» EXERCISE DIRECTIONS
Write the material out again in full, word for word. Do not include the pictures.

Data excerpts:
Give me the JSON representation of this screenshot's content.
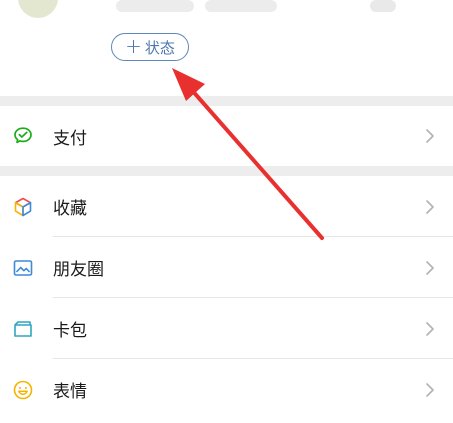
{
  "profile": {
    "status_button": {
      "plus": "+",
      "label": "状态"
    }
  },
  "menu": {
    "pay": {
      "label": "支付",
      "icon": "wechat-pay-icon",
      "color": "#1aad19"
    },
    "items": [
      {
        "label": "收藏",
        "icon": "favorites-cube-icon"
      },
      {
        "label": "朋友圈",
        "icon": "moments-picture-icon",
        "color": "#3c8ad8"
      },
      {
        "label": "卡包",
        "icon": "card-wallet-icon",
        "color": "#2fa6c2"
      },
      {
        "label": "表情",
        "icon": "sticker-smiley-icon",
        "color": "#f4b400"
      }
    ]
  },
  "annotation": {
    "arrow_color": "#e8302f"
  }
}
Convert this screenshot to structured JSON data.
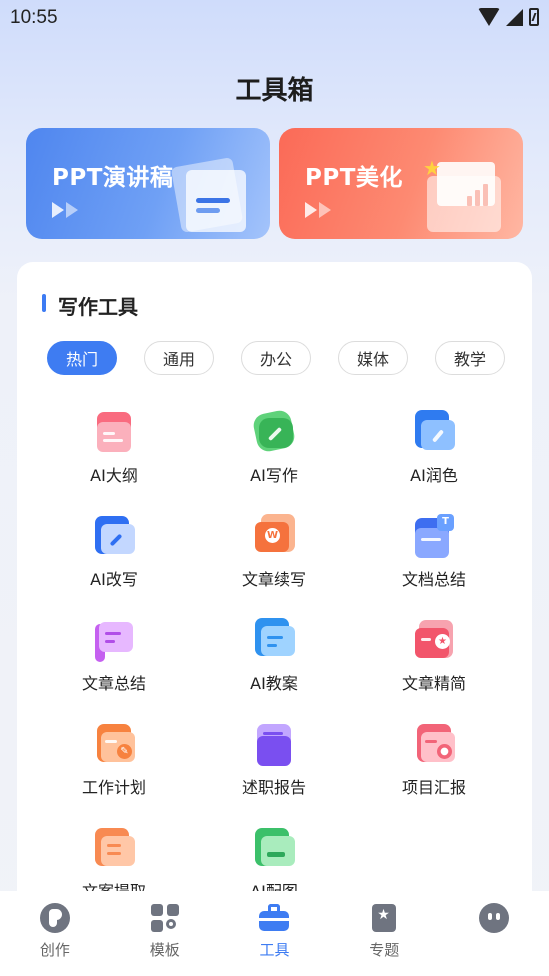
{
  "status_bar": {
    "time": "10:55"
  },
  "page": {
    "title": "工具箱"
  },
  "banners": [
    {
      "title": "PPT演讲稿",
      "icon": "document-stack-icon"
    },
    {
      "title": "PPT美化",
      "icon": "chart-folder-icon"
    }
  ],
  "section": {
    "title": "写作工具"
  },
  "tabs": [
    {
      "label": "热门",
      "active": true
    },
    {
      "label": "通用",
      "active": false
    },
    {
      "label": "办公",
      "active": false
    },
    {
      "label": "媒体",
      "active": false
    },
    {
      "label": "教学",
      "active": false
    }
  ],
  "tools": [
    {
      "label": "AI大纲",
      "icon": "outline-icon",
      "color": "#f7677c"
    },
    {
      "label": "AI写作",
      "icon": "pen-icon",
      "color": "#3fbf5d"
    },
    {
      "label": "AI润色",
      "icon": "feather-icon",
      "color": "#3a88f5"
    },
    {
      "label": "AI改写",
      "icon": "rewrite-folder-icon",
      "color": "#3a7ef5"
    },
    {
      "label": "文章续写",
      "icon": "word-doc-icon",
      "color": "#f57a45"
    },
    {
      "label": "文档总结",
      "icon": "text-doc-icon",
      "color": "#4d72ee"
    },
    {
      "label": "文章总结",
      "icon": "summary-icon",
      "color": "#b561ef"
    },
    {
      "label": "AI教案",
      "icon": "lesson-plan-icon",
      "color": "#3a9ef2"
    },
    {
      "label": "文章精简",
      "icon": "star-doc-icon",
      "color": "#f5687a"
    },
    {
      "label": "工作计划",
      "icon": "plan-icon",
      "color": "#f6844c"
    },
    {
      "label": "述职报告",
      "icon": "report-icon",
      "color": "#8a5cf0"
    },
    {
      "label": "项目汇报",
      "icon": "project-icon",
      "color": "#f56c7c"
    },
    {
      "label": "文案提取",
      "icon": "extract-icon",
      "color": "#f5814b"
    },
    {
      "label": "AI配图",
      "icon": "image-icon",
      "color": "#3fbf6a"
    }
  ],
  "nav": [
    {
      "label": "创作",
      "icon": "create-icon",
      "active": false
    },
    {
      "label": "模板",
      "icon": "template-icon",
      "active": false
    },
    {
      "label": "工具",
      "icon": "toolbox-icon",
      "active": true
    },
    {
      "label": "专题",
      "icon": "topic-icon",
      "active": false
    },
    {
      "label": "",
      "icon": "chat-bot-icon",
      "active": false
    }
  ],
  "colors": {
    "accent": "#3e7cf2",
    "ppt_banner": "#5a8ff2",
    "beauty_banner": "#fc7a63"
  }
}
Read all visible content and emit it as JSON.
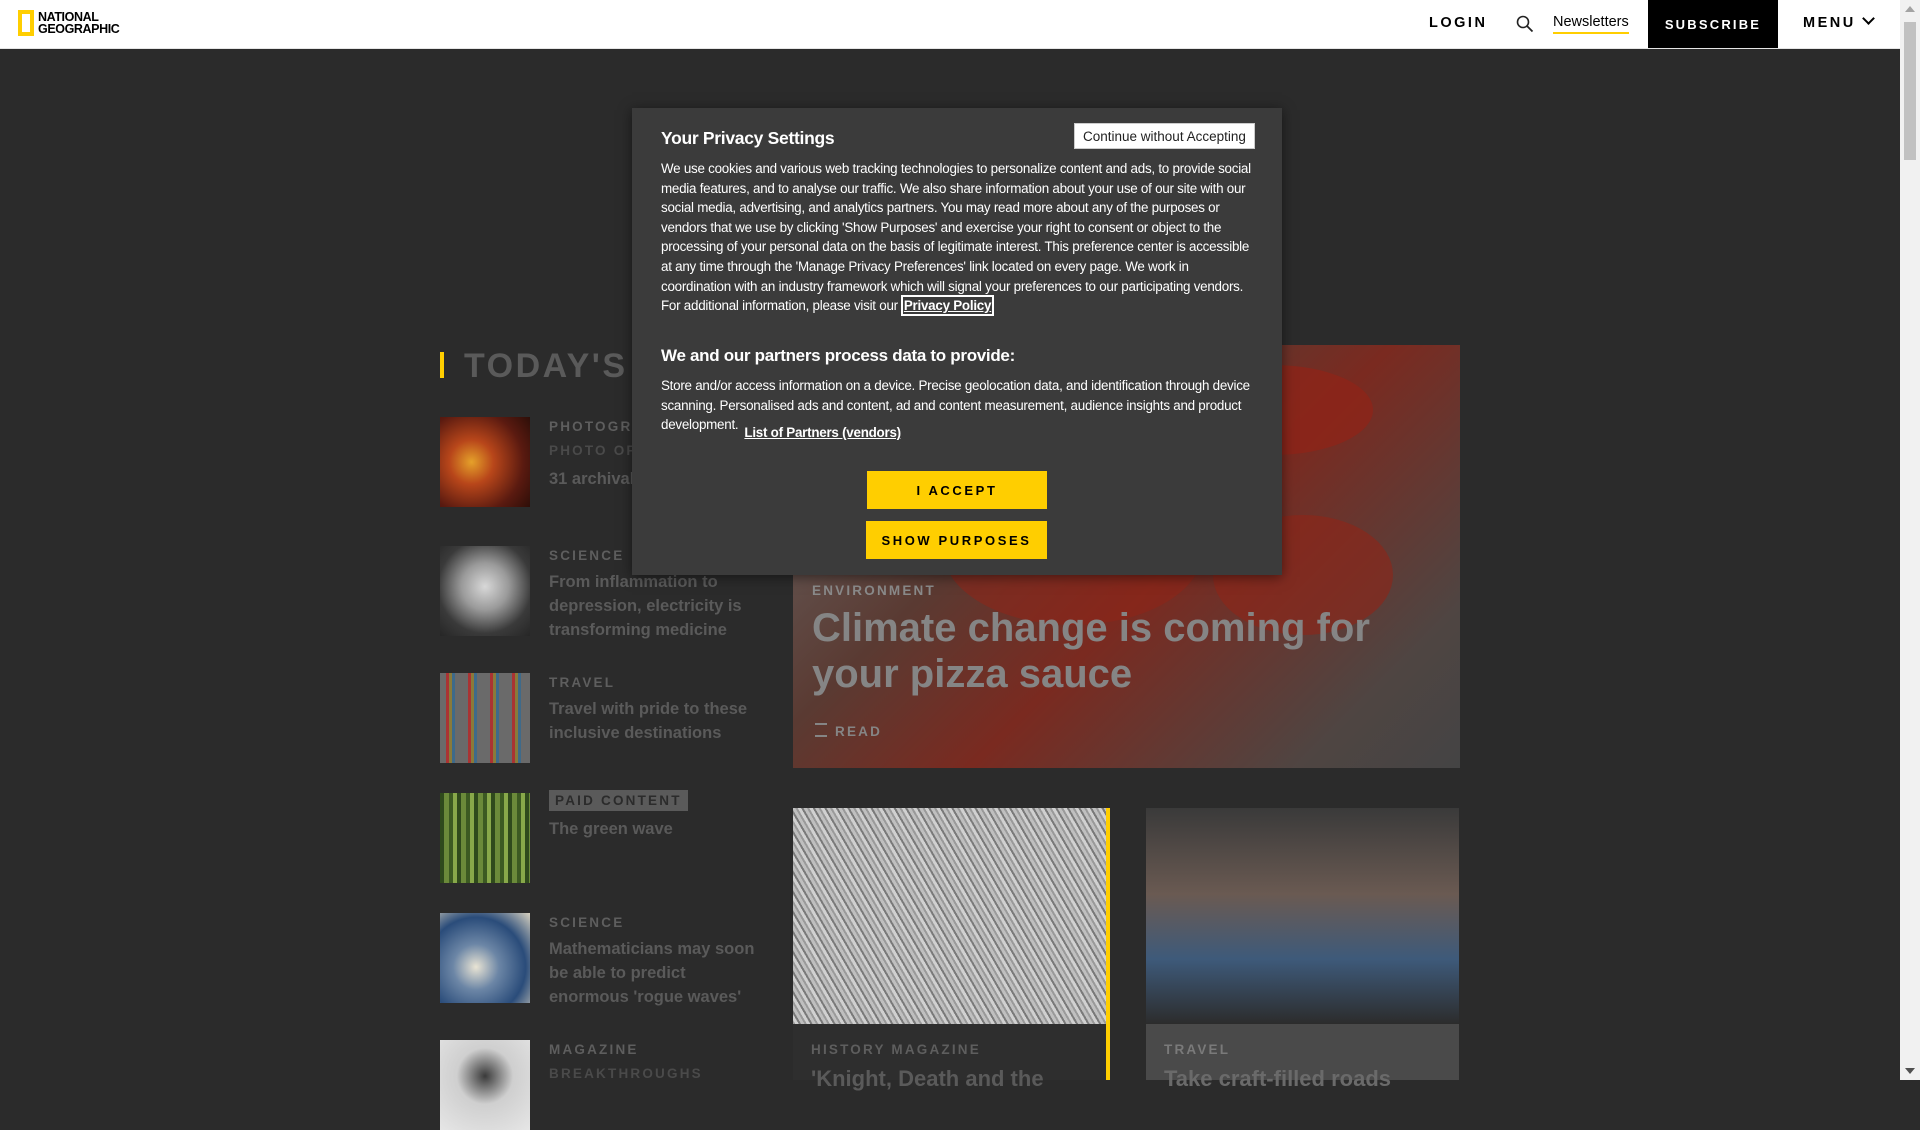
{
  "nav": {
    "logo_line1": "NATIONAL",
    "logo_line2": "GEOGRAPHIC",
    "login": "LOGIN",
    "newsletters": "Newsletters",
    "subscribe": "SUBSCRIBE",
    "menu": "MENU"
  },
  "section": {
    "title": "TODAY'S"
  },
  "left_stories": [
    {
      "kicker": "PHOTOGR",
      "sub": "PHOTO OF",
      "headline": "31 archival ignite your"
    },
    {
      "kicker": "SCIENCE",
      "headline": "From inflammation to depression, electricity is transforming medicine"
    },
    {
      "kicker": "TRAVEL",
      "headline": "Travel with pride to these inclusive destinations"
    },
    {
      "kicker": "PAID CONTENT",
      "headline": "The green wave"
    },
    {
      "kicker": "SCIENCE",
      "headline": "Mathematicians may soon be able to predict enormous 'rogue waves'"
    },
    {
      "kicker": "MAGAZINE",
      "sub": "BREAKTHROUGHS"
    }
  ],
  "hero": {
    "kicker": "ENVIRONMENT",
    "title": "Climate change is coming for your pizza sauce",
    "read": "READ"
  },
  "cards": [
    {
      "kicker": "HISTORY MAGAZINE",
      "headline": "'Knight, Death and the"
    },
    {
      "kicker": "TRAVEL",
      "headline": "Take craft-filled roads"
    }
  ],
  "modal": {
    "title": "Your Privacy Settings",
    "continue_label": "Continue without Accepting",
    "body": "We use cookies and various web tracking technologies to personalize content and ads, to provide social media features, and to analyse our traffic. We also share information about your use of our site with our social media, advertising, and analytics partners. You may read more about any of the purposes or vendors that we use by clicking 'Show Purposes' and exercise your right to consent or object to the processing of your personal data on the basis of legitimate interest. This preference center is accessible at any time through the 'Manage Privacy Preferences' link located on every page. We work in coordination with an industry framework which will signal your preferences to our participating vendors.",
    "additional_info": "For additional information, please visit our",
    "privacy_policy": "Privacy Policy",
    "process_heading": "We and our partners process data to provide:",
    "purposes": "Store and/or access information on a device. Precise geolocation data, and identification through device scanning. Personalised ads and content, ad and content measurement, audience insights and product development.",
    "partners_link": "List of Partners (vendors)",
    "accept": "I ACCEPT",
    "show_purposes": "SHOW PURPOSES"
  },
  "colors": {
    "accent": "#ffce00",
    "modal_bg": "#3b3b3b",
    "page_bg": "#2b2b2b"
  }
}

» THE COMPLETED TASK
Give me the JSON representation of this screenshot's content.
{
  "profile": {
    "status_button": {
      "plus": "+",
      "label": "状态"
    }
  },
  "menu": {
    "pay": {
      "label": "支付",
      "icon": "wechat-pay-icon",
      "color": "#1aad19"
    },
    "items": [
      {
        "label": "收藏",
        "icon": "favorites-cube-icon"
      },
      {
        "label": "朋友圈",
        "icon": "moments-picture-icon",
        "color": "#3c8ad8"
      },
      {
        "label": "卡包",
        "icon": "card-wallet-icon",
        "color": "#2fa6c2"
      },
      {
        "label": "表情",
        "icon": "sticker-smiley-icon",
        "color": "#f4b400"
      }
    ]
  },
  "annotation": {
    "arrow_color": "#e8302f"
  }
}
Convert this screenshot to structured JSON data.
{
  "status_bar": {
    "time": "10:55"
  },
  "page": {
    "title": "工具箱"
  },
  "banners": [
    {
      "title": "PPT演讲稿",
      "icon": "document-stack-icon"
    },
    {
      "title": "PPT美化",
      "icon": "chart-folder-icon"
    }
  ],
  "section": {
    "title": "写作工具"
  },
  "tabs": [
    {
      "label": "热门",
      "active": true
    },
    {
      "label": "通用",
      "active": false
    },
    {
      "label": "办公",
      "active": false
    },
    {
      "label": "媒体",
      "active": false
    },
    {
      "label": "教学",
      "active": false
    }
  ],
  "tools": [
    {
      "label": "AI大纲",
      "icon": "outline-icon",
      "color": "#f7677c"
    },
    {
      "label": "AI写作",
      "icon": "pen-icon",
      "color": "#3fbf5d"
    },
    {
      "label": "AI润色",
      "icon": "feather-icon",
      "color": "#3a88f5"
    },
    {
      "label": "AI改写",
      "icon": "rewrite-folder-icon",
      "color": "#3a7ef5"
    },
    {
      "label": "文章续写",
      "icon": "word-doc-icon",
      "color": "#f57a45"
    },
    {
      "label": "文档总结",
      "icon": "text-doc-icon",
      "color": "#4d72ee"
    },
    {
      "label": "文章总结",
      "icon": "summary-icon",
      "color": "#b561ef"
    },
    {
      "label": "AI教案",
      "icon": "lesson-plan-icon",
      "color": "#3a9ef2"
    },
    {
      "label": "文章精简",
      "icon": "star-doc-icon",
      "color": "#f5687a"
    },
    {
      "label": "工作计划",
      "icon": "plan-icon",
      "color": "#f6844c"
    },
    {
      "label": "述职报告",
      "icon": "report-icon",
      "color": "#8a5cf0"
    },
    {
      "label": "项目汇报",
      "icon": "project-icon",
      "color": "#f56c7c"
    },
    {
      "label": "文案提取",
      "icon": "extract-icon",
      "color": "#f5814b"
    },
    {
      "label": "AI配图",
      "icon": "image-icon",
      "color": "#3fbf6a"
    }
  ],
  "nav": [
    {
      "label": "创作",
      "icon": "create-icon",
      "active": false
    },
    {
      "label": "模板",
      "icon": "template-icon",
      "active": false
    },
    {
      "label": "工具",
      "icon": "toolbox-icon",
      "active": true
    },
    {
      "label": "专题",
      "icon": "topic-icon",
      "active": false
    },
    {
      "label": "",
      "icon": "chat-bot-icon",
      "active": false
    }
  ],
  "colors": {
    "accent": "#3e7cf2",
    "ppt_banner": "#5a8ff2",
    "beauty_banner": "#fc7a63"
  }
}
Read all visible content and emit it as JSON.
{
  "nav": {
    "logo_line1": "NATIONAL",
    "logo_line2": "GEOGRAPHIC",
    "login": "LOGIN",
    "newsletters": "Newsletters",
    "subscribe": "SUBSCRIBE",
    "menu": "MENU"
  },
  "section": {
    "title": "TODAY'S"
  },
  "left_stories": [
    {
      "kicker": "PHOTOGR",
      "sub": "PHOTO OF",
      "headline": "31 archival ignite your"
    },
    {
      "kicker": "SCIENCE",
      "headline": "From inflammation to depression, electricity is transforming medicine"
    },
    {
      "kicker": "TRAVEL",
      "headline": "Travel with pride to these inclusive destinations"
    },
    {
      "kicker": "PAID CONTENT",
      "headline": "The green wave"
    },
    {
      "kicker": "SCIENCE",
      "headline": "Mathematicians may soon be able to predict enormous 'rogue waves'"
    },
    {
      "kicker": "MAGAZINE",
      "sub": "BREAKTHROUGHS"
    }
  ],
  "hero": {
    "kicker": "ENVIRONMENT",
    "title": "Climate change is coming for your pizza sauce",
    "read": "READ"
  },
  "cards": [
    {
      "kicker": "HISTORY MAGAZINE",
      "headline": "'Knight, Death and the"
    },
    {
      "kicker": "TRAVEL",
      "headline": "Take craft-filled roads"
    }
  ],
  "modal": {
    "title": "Your Privacy Settings",
    "continue_label": "Continue without Accepting",
    "body": "We use cookies and various web tracking technologies to personalize content and ads, to provide social media features, and to analyse our traffic. We also share information about your use of our site with our social media, advertising, and analytics partners. You may read more about any of the purposes or vendors that we use by clicking 'Show Purposes' and exercise your right to consent or object to the processing of your personal data on the basis of legitimate interest. This preference center is accessible at any time through the 'Manage Privacy Preferences' link located on every page. We work in coordination with an industry framework which will signal your preferences to our participating vendors.",
    "additional_info": "For additional information, please visit our",
    "privacy_policy": "Privacy Policy",
    "process_heading": "We and our partners process data to provide:",
    "purposes": "Store and/or access information on a device. Precise geolocation data, and identification through device scanning. Personalised ads and content, ad and content measurement, audience insights and product development.",
    "partners_link": "List of Partners (vendors)",
    "accept": "I ACCEPT",
    "show_purposes": "SHOW PURPOSES"
  },
  "colors": {
    "accent": "#ffce00",
    "modal_bg": "#3b3b3b",
    "page_bg": "#2b2b2b"
  }
}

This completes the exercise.